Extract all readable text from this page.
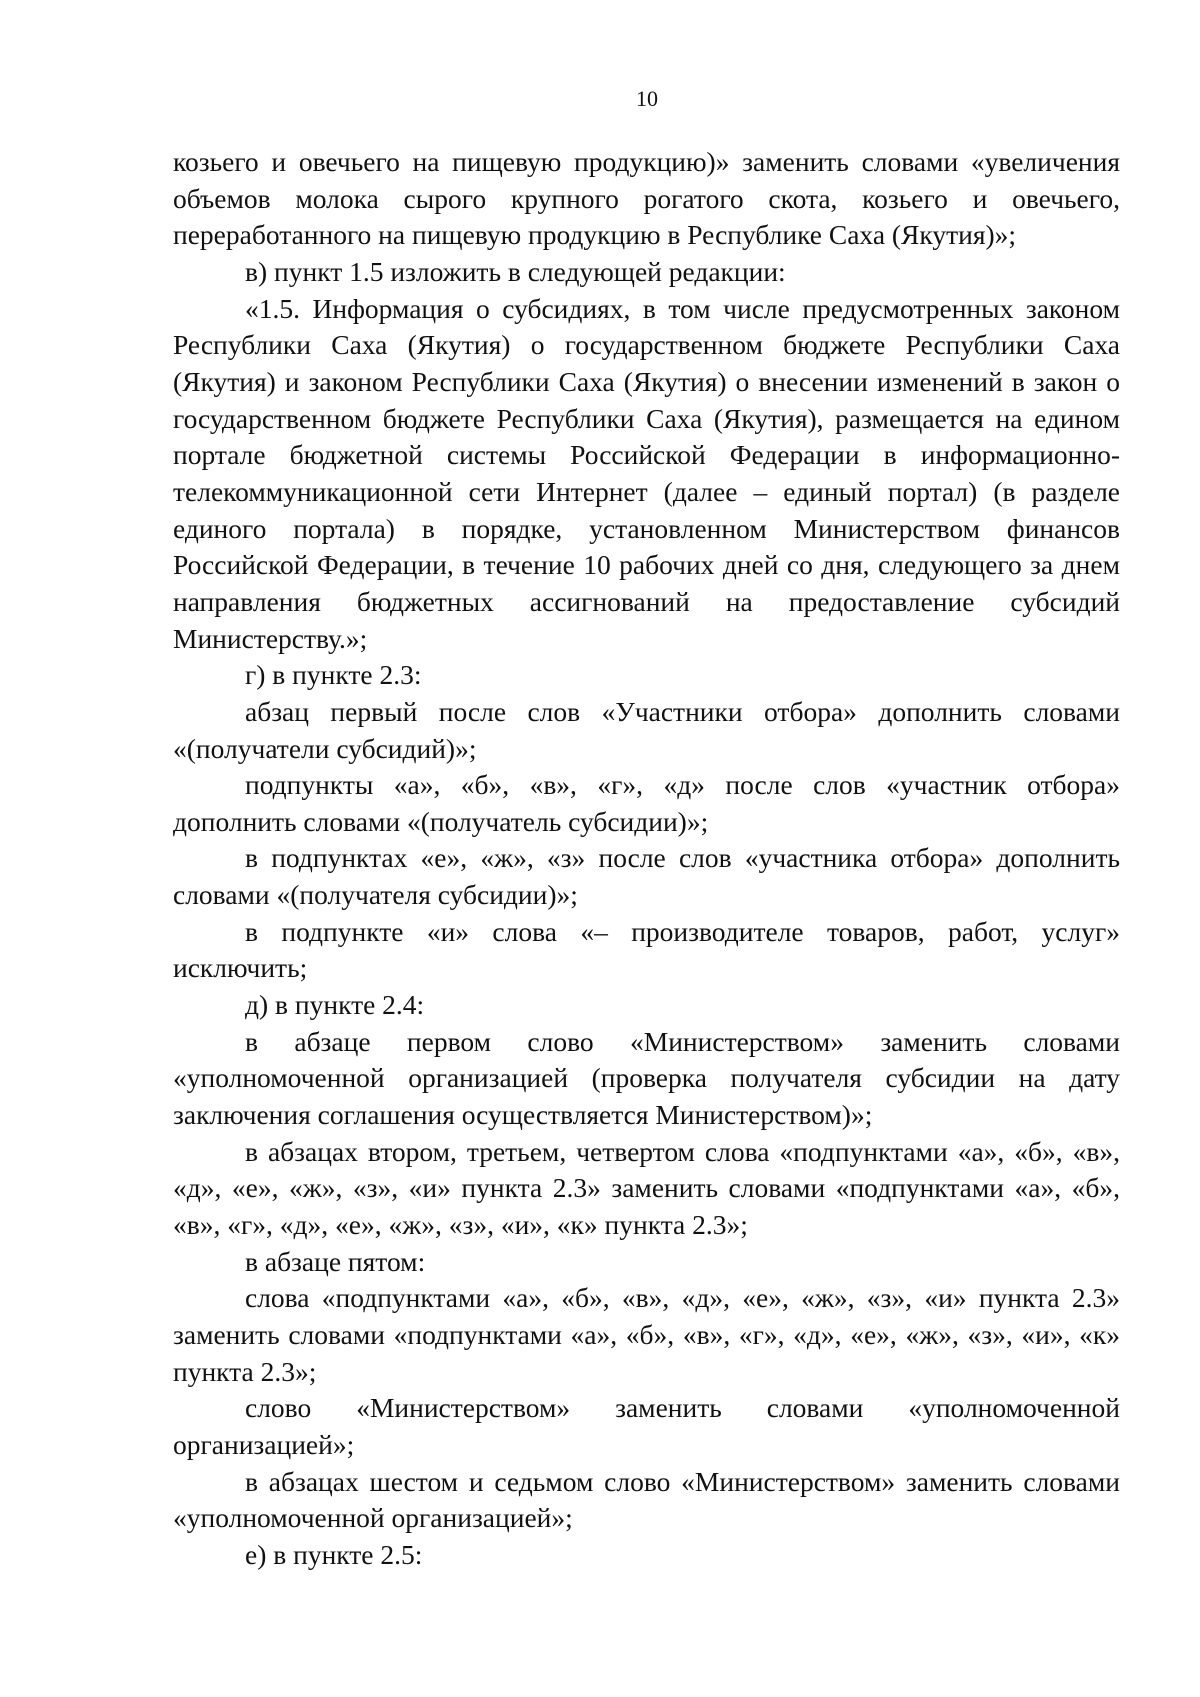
10

козьего и овечьего на пищевую продукцию)» заменить словами «увеличения объемов молока сырого крупного рогатого скота, козьего и овечьего, переработанного на пищевую продукцию в Республике Саха (Якутия)»;

в) пункт 1.5 изложить в следующей редакции:

«1.5. Информация о субсидиях, в том числе предусмотренных законом Республики Саха (Якутия) о государственном бюджете Республики Саха (Якутия) и законом Республики Саха (Якутия) о внесении изменений в закон о государственном бюджете Республики Саха (Якутия), размещается на едином портале бюджетной системы Российской Федерации в информационно-телекоммуникационной сети Интернет (далее – единый портал) (в разделе единого портала) в порядке, установленном Министерством финансов Российской Федерации, в течение 10 рабочих дней со дня, следующего за днем направления бюджетных ассигнований на предоставление субсидий Министерству.»;

г) в пункте 2.3:

абзац первый после слов «Участники отбора» дополнить словами «(получатели субсидий)»;

подпункты «а», «б», «в», «г», «д» после слов «участник отбора» дополнить словами «(получатель субсидии)»;

в подпунктах «е», «ж», «з» после слов «участника отбора» дополнить словами «(получателя субсидии)»;

в подпункте «и» слова «– производителе товаров, работ, услуг» исключить;

д) в пункте 2.4:

в абзаце первом слово «Министерством» заменить словами «уполномоченной организацией (проверка получателя субсидии на дату заключения соглашения осуществляется Министерством)»;

в абзацах втором, третьем, четвертом слова «подпунктами «а», «б», «в», «д», «е», «ж», «з», «и» пункта 2.3» заменить словами «подпунктами «а», «б», «в», «г», «д», «е», «ж», «з», «и», «к» пункта 2.3»;

в абзаце пятом:

слова «подпунктами «а», «б», «в», «д», «е», «ж», «з», «и» пункта 2.3» заменить словами «подпунктами «а», «б», «в», «г», «д», «е», «ж», «з», «и», «к» пункта 2.3»;

слово «Министерством» заменить словами «уполномоченной организацией»;

в абзацах шестом и седьмом слово «Министерством» заменить словами «уполномоченной организацией»;

е) в пункте 2.5:
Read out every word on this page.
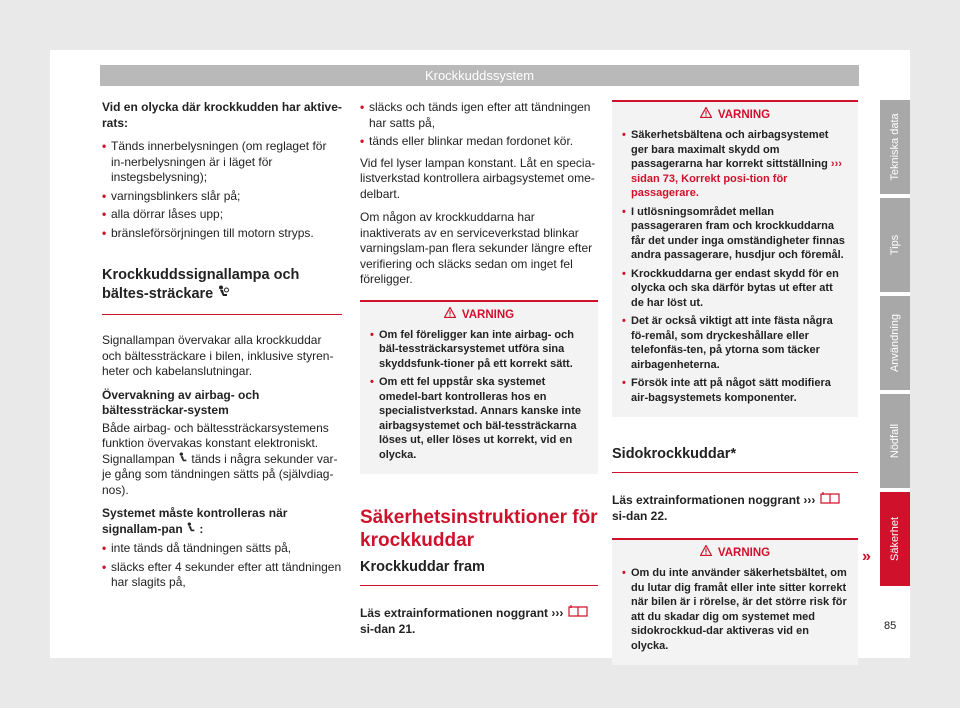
Krockkuddssystem

Vid en olycka där krockkudden har aktive-rats:

• Tänds innerbelysningen (om reglaget för in-nerbelysningen är i läget för instegsbelysning);
• varningsblinkers slår på;
• alla dörrar låses upp;
• bränsleförsörjningen till motorn stryps.
Krockkuddssignallampa och bältes-sträckare

Signallampan övervakar alla krockkuddar och bältessträckare i bilen, inklusive styren-heter och kabelanslutningar.

Övervakning av airbag- och bältessträckar-system

Både airbag- och bältessträckarsystemens funktion övervakas konstant elektroniskt. Signallampan tänds i några sekunder var-je gång som tändningen sätts på (självdiag-nos).

Systemet måste kontrolleras när signallam-pan :

• inte tänds då tändningen sätts på,
• släcks efter 4 sekunder efter att tändningen har slagits på,
• släcks och tänds igen efter att tändningen har satts på,
• tänds eller blinkar medan fordonet kör.

Vid fel lyser lampan konstant. Låt en specia-listverkstad kontrollera airbagsystemet ome-delbart.

Om någon av krockkuddarna har inaktiverats av en serviceverkstad blinkar varningslam-pan flera sekunder längre efter verifiering och släcks sedan om inget fel föreligger.

VARNING
• Om fel föreligger kan inte airbag- och bäl-tessträckarsystemet utföra sina skyddsfunk-tioner på ett korrekt sätt.
• Om ett fel uppstår ska systemet omedel-bart kontrolleras hos en specialistverkstad. Annars kanske inte airbagsystemet och bäl-tessträckarna löses ut, eller löses ut korrekt, vid en olycka.
Säkerhetsinstruktioner för krockkuddar
Krockkuddar fram

Läs extrainformationen noggrant ›››  si-dan 21.

VARNING
• Säkerhetsbältena och airbagsystemet ger bara maximalt skydd om passagerarna har korrekt sittställning ››› sidan 73, Korrekt posi-tion för passagerare.
• I utlösningsområdet mellan passageraren fram och krockkuddarna får det under inga omständigheter finnas andra passagerare, husdjur och föremål.
• Krockkuddarna ger endast skydd för en olycka och ska därför bytas ut efter att de har löst ut.
• Det är också viktigt att inte fästa några fö-remål, som dryckeshållare eller telefonfäs-ten, på ytorna som täcker airbagenheterna.
• Försök inte att på något sätt modifiera air-bagsystemets komponenter.
Sidokrockkuddar*

Läs extrainformationen noggrant ›››  si-dan 22.

VARNING
• Om du inte använder säkerhetsbältet, om du lutar dig framåt eller inte sitter korrekt när bilen är i rörelse, är det större risk för att du skadar dig om systemet med sidokrockkud-dar aktiveras vid en olycka.
»
Tekniska data
Tips
Användning
Nödfall
Säkerhet
85
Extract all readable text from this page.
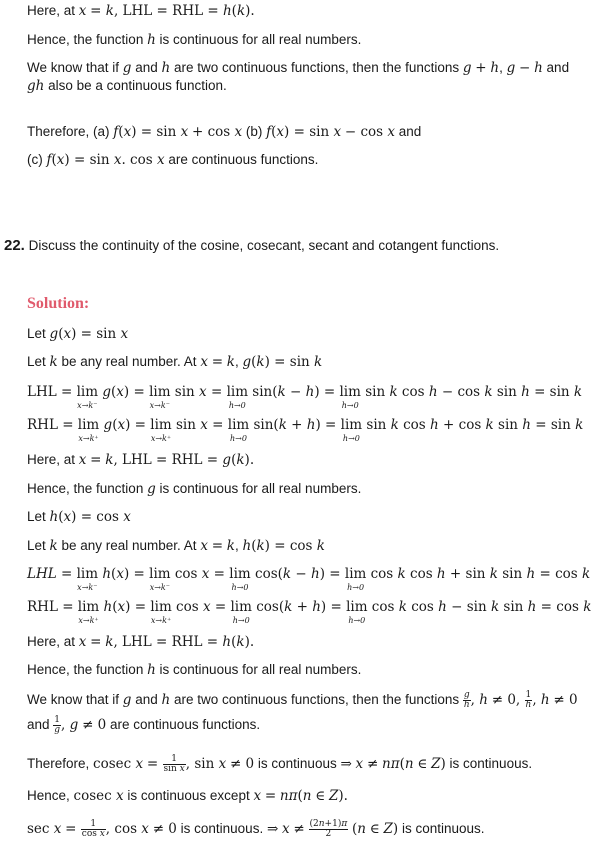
Here, at x = k, LHL = RHL = h(k).
Hence, the function h is continuous for all real numbers.
We know that if g and h are two continuous functions, then the functions g + h, g − h and
gh also be a continuous function.
Therefore, (a) f(x) = sin x + cos x (b) f(x) = sin x − cos x and
(c) f(x) = sin x. cos x are continuous functions.
22. Discuss the continuity of the cosine, cosecant, secant and cotangent functions.
Solution:
Let g(x) = sin x
Let k be any real number. At x = k, g(k) = sin k
LHL = lim
x→k⁻
g(x) = lim
x→k⁻
sin x = lim
h→0
sin(k − h) = lim
h→0
sin k cos h − cos k sin h = sin k
RHL = lim
x→k⁺
g(x) = lim
x→k⁺
sin x = lim
h→0
sin(k + h) = lim
h→0
sin k cos h + cos k sin h = sin k
Here, at x = k, LHL = RHL = g(k).
Hence, the function g is continuous for all real numbers.
Let h(x) = cos x
Let k be any real number. At x = k, h(k) = cos k
LHL = lim
x→k⁻
h(x) = lim
x→k⁻
cos x = lim
h→0
cos(k − h) = lim
h→0
cos k cos h + sin k sin h = cos k
RHL = lim
x→k⁺
h(x) = lim
x→k⁺
cos x = lim
h→0
cos(k + h) = lim
h→0
cos k cos h − sin k sin h = cos k
Here, at x = k, LHL = RHL = h(k).
Hence, the function h is continuous for all real numbers.
We know that if g and h are two continuous functions, then the functions $\frac{g}{h}$ , h ≠ 0, $\frac{1}{h}$ , h ≠ 0
and $\frac{1}{g}$ , g ≠ 0 are continuous functions.
Therefore, cosec $x = \frac{1}{\text{sin x}}$ , sin x ≠ 0 is continuous ⇒ x ≠ nπ(n ∈ Z) is continuous.
Hence, cosec x is continuous except x = nπ(n ∈ Z).
$\sec x = \frac{1}{\text{cos x}}$ , cos x ≠ 0 is continuous. ⇒ $x \ne \frac{(2n+1)\pi}{2} (n$ ∈ Z) is continuous.
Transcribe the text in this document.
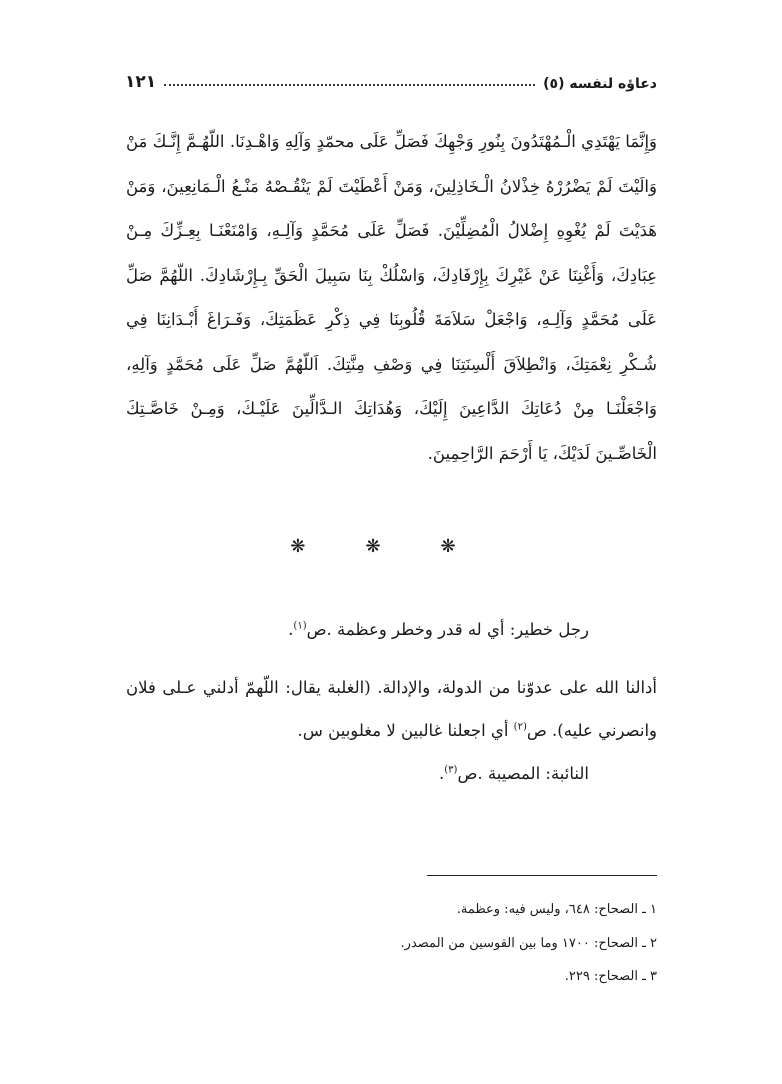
دعاؤه لنفسه (٥)
١٢١
وَإِنَّمَا يَهْتَدِي الْـمُهْتَدُونَ بِنُورِ وَجْهِكَ فَصَلِّ عَلَى محمّدٍ وَآلِهِ وَاهْـدِنَا. اللّهُـمَّ إِنَّـكَ مَنْ وَالَيْتَ لَمْ يَضْرُرْهُ خِذْلانُ الْـخَاذِلِينَ، وَمَنْ أَعْطَيْتَ لَمْ يَنْقُـصْهُ مَنْـعُ الْـمَانِعِينَ، وَمَنْ هَدَيْتَ لَمْ يُغْوِهِ إِضْلالُ الْمُضِلِّيْنَ. فَصَلِّ عَلَى مُحَمَّدٍ وَآلِـهِ، وَامْنَعْنَـا بِعِـزِّكَ مِـنْ عِبَادِكَ، وَأَغْنِنَا عَنْ غَيْرِكَ بِإِرْفَادِكَ، وَاسْلُكْ بِنَا سَبِيلَ الْحَقِّ بِـإِرْشَادِكَ. اللّهُمَّ صَلِّ عَلَى مُحَمَّدٍ وَآلِـهِ، وَاجْعَلْ سَلاَمَةَ قُلُوبِنَا فِي ذِكْرِ عَظَمَتِكَ، وَفَـرَاغَ أَبْـدَانِنَا فِي شُـكْرِ نِعْمَتِكَ، وَانْطِلاَقَ أَلْسِنَتِنَا فِي وَصْفِ مِنَّتِكَ. اَللّهُمَّ صَلِّ عَلَى مُحَمَّدٍ وَآلِهِ، وَاجْعَلْنَـا مِنْ دُعَاتِكَ الدَّاعِينَ إِلَيْكَ، وَهُدَاتِكَ الـدَّالِّينَ عَلَيْـكَ، وَمِـنْ خَاصَّـتِكَ الْخَاصِّـينَ لَدَيْكَ، يَا أَرْحَمَ الرَّاحِمِينَ.
❋ ❋ ❋

رجل خطير: أي له قدر وخطر وعظمة .ص$^{(١)}$.

أدالنا الله على عدوّنا من الدولة، والإدالة. (الغلبة يقال: اللّهمّ أدلني عـلى فلان وانصرني عليه). ص$^{(٢)}$ أي اجعلنا غالبين لا مغلوبين س.

النائبة: المصيبة .ص$^{(٣)}$.

١ ـ الصحاح: ٦٤٨، وليس فيه: وعظمة.
٢ ـ الصحاح: ١٧٠٠ وما بين القوسين من المصدر.
٣ ـ الصحاح: ٢٢٩.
###
**AIM:** Look through the material and copy each line that has "passagerare".

**WRITTEN ANSWER:**
• Säkerhetsbältena och airbagsystemet ger bara maximalt skydd om passagerarna har korrekt sittställning ››› sidan 73, Korrekt posi-tion för passagerare.
• I utlösningsområdet mellan passageraren fram och krockkuddarna får det under inga omständigheter finnas andra passagerare, husdjur och föremål.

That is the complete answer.